REQUEST:
Scan the data below. Pull out each line where "JSON" occurs.

(Items from a dataset)
▬▬▬▬▬▬
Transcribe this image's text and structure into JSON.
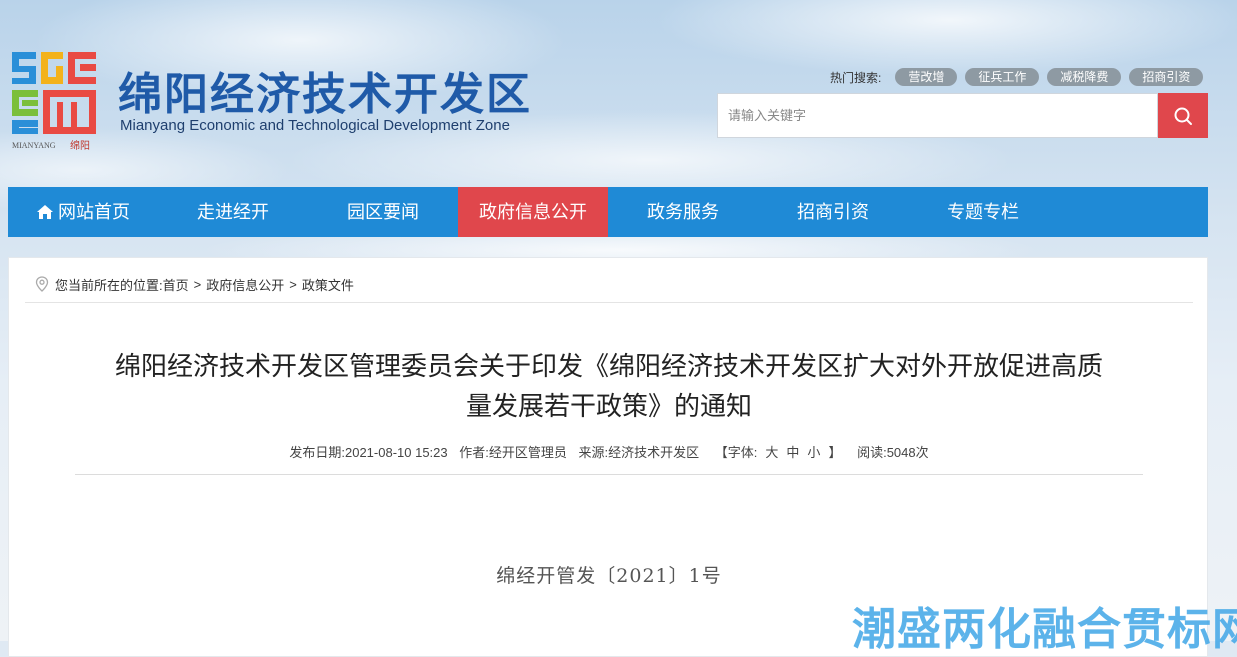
{
  "header": {
    "title": "绵阳经济技术开发区",
    "subtitle": "Mianyang Economic and Technological Development Zone",
    "logo_text": "MIANYANG 绵阳"
  },
  "hot_search": {
    "label": "热门搜索:",
    "tags": [
      "营改增",
      "征兵工作",
      "减税降费",
      "招商引资"
    ]
  },
  "search": {
    "placeholder": "请输入关键字",
    "value": ""
  },
  "nav": {
    "items": [
      {
        "label": "网站首页",
        "icon": "home-icon"
      },
      {
        "label": "走进经开"
      },
      {
        "label": "园区要闻"
      },
      {
        "label": "政府信息公开",
        "active": true
      },
      {
        "label": "政务服务"
      },
      {
        "label": "招商引资"
      },
      {
        "label": "专题专栏"
      }
    ]
  },
  "breadcrumb": {
    "prefix": "您当前所在的位置:",
    "items": [
      "首页",
      "政府信息公开",
      "政策文件"
    ],
    "separator": ">"
  },
  "article": {
    "title_line1": "绵阳经济技术开发区管理委员会关于印发《绵阳经济技术开发区扩大对外开放促进高质",
    "title_line2": "量发展若干政策》的通知",
    "date": "发布日期:2021-08-10 15:23",
    "author": "作者:经开区管理员",
    "source": "来源:经济技术开发区",
    "font_label_open": "【字体:",
    "font_large": "大",
    "font_medium": "中",
    "font_small": "小",
    "font_label_close": "】",
    "views": "阅读:5048次",
    "doc_number": "绵经开管发〔2021〕1号"
  },
  "watermark": "潮盛两化融合贯标网",
  "colors": {
    "brand_blue": "#1f8ad6",
    "accent_red": "#e0474c",
    "title_blue": "#1f5aa8"
  }
}
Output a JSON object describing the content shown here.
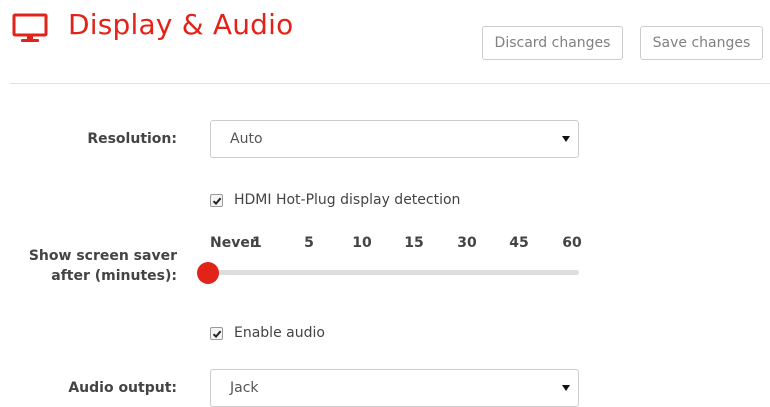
{
  "header": {
    "title": "Display & Audio",
    "icon": "monitor-icon",
    "accent_color": "#e2231a",
    "discard_label": "Discard changes",
    "save_label": "Save changes"
  },
  "resolution": {
    "label": "Resolution:",
    "value": "Auto"
  },
  "hdmi_hotplug": {
    "label": "HDMI Hot-Plug display detection",
    "checked": true
  },
  "screen_saver": {
    "label_line1": "Show screen saver",
    "label_line2": "after (minutes):",
    "ticks": [
      "Never",
      "1",
      "5",
      "10",
      "15",
      "30",
      "45",
      "60"
    ],
    "selected": "Never"
  },
  "enable_audio": {
    "label": "Enable audio",
    "checked": true
  },
  "audio_output": {
    "label": "Audio output:",
    "value": "Jack"
  }
}
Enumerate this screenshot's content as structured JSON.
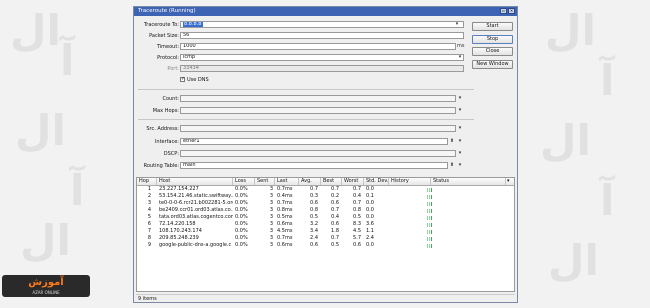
{
  "window": {
    "title": "Traceroute (Running)"
  },
  "form": {
    "traceroute_to": {
      "label": "Traceroute To:",
      "value": "8.8.8.8"
    },
    "packet_size": {
      "label": "Packet Size:",
      "value": "56"
    },
    "timeout": {
      "label": "Timeout:",
      "value": "1000",
      "unit": "ms"
    },
    "protocol": {
      "label": "Protocol:",
      "value": "icmp"
    },
    "port": {
      "label": "Port:",
      "value": "33434"
    },
    "use_dns": {
      "label": "Use DNS",
      "checked": true
    },
    "count": {
      "label": "Count:",
      "value": ""
    },
    "max_hops": {
      "label": "Max Hops:",
      "value": ""
    },
    "src_address": {
      "label": "Src. Address:",
      "value": ""
    },
    "interface": {
      "label": "Interface:",
      "value": "ether1"
    },
    "dscp": {
      "label": "DSCP:",
      "value": ""
    },
    "routing_table": {
      "label": "Routing Table:",
      "value": "main"
    }
  },
  "buttons": {
    "start": "Start",
    "stop": "Stop",
    "close": "Close",
    "new_window": "New Window"
  },
  "table": {
    "columns": [
      "Hop",
      "Host",
      "Loss",
      "Sent",
      "Last",
      "Avg.",
      "Best",
      "Worst",
      "Std. Dev.",
      "History",
      "Status"
    ],
    "rows": [
      {
        "hop": "1",
        "host": "23.227.154.227",
        "loss": "0.0%",
        "sent": "3",
        "last": "0.7ms",
        "avg": "0.7",
        "best": "0.7",
        "worst": "0.7",
        "std": "0.0"
      },
      {
        "hop": "2",
        "host": "53.154.21.46.static.swiftway...",
        "loss": "0.0%",
        "sent": "3",
        "last": "0.4ms",
        "avg": "0.3",
        "best": "0.2",
        "worst": "0.4",
        "std": "0.1"
      },
      {
        "hop": "3",
        "host": "te0-0-0-6.rcr21.b002281-5.ore...",
        "loss": "0.0%",
        "sent": "3",
        "last": "0.7ms",
        "avg": "0.6",
        "best": "0.6",
        "worst": "0.7",
        "std": "0.0"
      },
      {
        "hop": "4",
        "host": "be2409.ccr01.ord03.atlas.co...",
        "loss": "0.0%",
        "sent": "3",
        "last": "0.8ms",
        "avg": "0.8",
        "best": "0.7",
        "worst": "0.8",
        "std": "0.0"
      },
      {
        "hop": "5",
        "host": "tata.ord03.atlas.cogentco.com",
        "loss": "0.0%",
        "sent": "3",
        "last": "0.5ms",
        "avg": "0.5",
        "best": "0.4",
        "worst": "0.5",
        "std": "0.0"
      },
      {
        "hop": "6",
        "host": "72.14.220.158",
        "loss": "0.0%",
        "sent": "3",
        "last": "0.6ms",
        "avg": "3.2",
        "best": "0.6",
        "worst": "8.3",
        "std": "3.6"
      },
      {
        "hop": "7",
        "host": "108.170.243.174",
        "loss": "0.0%",
        "sent": "3",
        "last": "4.5ms",
        "avg": "3.4",
        "best": "1.8",
        "worst": "4.5",
        "std": "1.1"
      },
      {
        "hop": "8",
        "host": "209.85.248.239",
        "loss": "0.0%",
        "sent": "3",
        "last": "0.7ms",
        "avg": "2.4",
        "best": "0.7",
        "worst": "5.7",
        "std": "2.4"
      },
      {
        "hop": "9",
        "host": "google-public-dns-a.google.c",
        "loss": "0.0%",
        "sent": "3",
        "last": "0.6ms",
        "avg": "0.6",
        "best": "0.5",
        "worst": "0.6",
        "std": "0.0"
      }
    ]
  },
  "status_bar": {
    "text": "9 items"
  },
  "watermark": {
    "logo_text": "آموزش",
    "logo_sub": "AZAR ONLINE"
  }
}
▬▬▬▬▬▬
RESPONSE FOR THIS EXERCISE:
Transcribe this image's text and structure into JSON.
Output a JSON object describing the content shown here.
Enumerate this screenshot's content as structured JSON.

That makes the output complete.